Entries supplied:
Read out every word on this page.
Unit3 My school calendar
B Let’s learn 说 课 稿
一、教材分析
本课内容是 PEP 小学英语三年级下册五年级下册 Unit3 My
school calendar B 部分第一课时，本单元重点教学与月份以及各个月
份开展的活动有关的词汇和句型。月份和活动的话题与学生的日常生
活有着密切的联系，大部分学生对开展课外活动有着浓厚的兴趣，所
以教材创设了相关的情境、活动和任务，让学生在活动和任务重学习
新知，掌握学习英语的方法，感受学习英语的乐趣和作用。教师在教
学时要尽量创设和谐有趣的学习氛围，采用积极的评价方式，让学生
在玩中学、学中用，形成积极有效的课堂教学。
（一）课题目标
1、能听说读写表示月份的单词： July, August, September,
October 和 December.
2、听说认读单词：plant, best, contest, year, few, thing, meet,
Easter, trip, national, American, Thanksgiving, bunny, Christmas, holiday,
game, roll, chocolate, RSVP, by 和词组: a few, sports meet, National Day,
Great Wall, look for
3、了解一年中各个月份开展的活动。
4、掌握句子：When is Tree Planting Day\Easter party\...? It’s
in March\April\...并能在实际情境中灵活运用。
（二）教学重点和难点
--
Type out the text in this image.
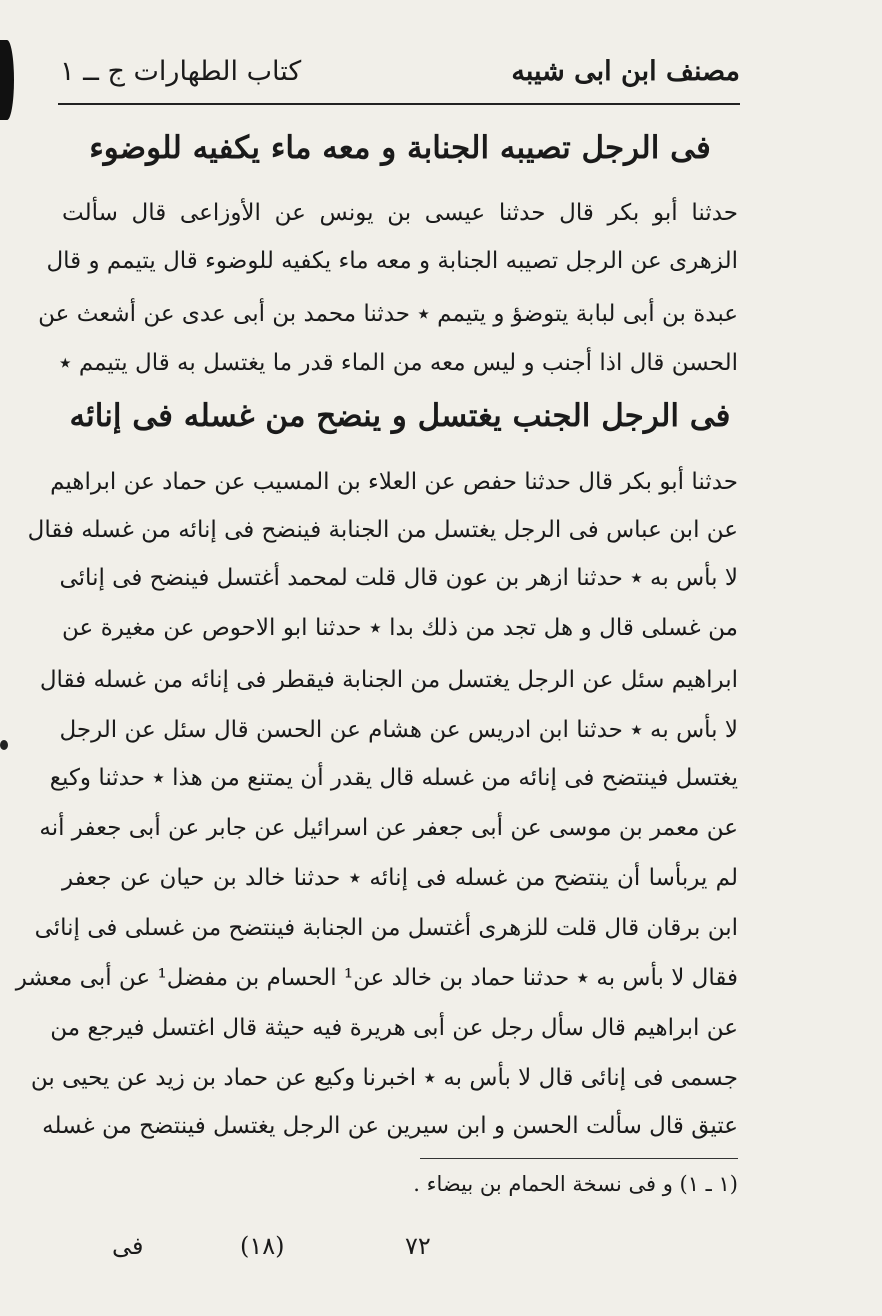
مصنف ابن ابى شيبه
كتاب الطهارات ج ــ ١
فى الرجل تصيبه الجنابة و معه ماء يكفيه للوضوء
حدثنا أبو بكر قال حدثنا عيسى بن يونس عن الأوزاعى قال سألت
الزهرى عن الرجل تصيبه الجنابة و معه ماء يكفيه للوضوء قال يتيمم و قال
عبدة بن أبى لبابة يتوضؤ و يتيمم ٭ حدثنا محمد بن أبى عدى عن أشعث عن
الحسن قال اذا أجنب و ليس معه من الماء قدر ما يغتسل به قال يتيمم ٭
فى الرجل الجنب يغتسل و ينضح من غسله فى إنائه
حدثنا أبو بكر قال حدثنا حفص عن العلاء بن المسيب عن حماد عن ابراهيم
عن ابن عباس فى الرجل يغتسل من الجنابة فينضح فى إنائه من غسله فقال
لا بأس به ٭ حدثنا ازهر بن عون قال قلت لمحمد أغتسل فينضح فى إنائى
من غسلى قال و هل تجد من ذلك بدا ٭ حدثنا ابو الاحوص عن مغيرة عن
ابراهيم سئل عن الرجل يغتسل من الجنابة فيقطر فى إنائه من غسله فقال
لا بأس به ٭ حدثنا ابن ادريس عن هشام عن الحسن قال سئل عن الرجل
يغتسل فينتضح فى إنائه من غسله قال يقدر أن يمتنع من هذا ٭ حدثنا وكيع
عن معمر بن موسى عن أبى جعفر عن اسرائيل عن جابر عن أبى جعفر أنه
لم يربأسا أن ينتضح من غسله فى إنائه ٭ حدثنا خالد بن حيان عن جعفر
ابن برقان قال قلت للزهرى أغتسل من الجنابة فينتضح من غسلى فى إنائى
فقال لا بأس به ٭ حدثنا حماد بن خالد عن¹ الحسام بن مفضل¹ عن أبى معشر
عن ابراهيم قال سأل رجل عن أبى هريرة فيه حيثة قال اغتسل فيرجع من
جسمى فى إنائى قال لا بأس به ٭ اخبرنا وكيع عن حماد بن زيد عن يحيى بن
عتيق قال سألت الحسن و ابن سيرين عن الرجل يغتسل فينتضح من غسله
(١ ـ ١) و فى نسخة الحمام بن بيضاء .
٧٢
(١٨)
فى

Written problem: Identify and copy lines that hold the string "إنائه".

Complete output:
فى الرجل الجنب يغتسل و ينضح من غسله فى إنائه
عن ابن عباس فى الرجل يغتسل من الجنابة فينضح فى إنائه من غسله فقال
ابراهيم سئل عن الرجل يغتسل من الجنابة فيقطر فى إنائه من غسله فقال
يغتسل فينتضح فى إنائه من غسله قال يقدر أن يمتنع من هذا ٭ حدثنا وكيع
لم يربأسا أن ينتضح من غسله فى إنائه ٭ حدثنا خالد بن حيان عن جعفر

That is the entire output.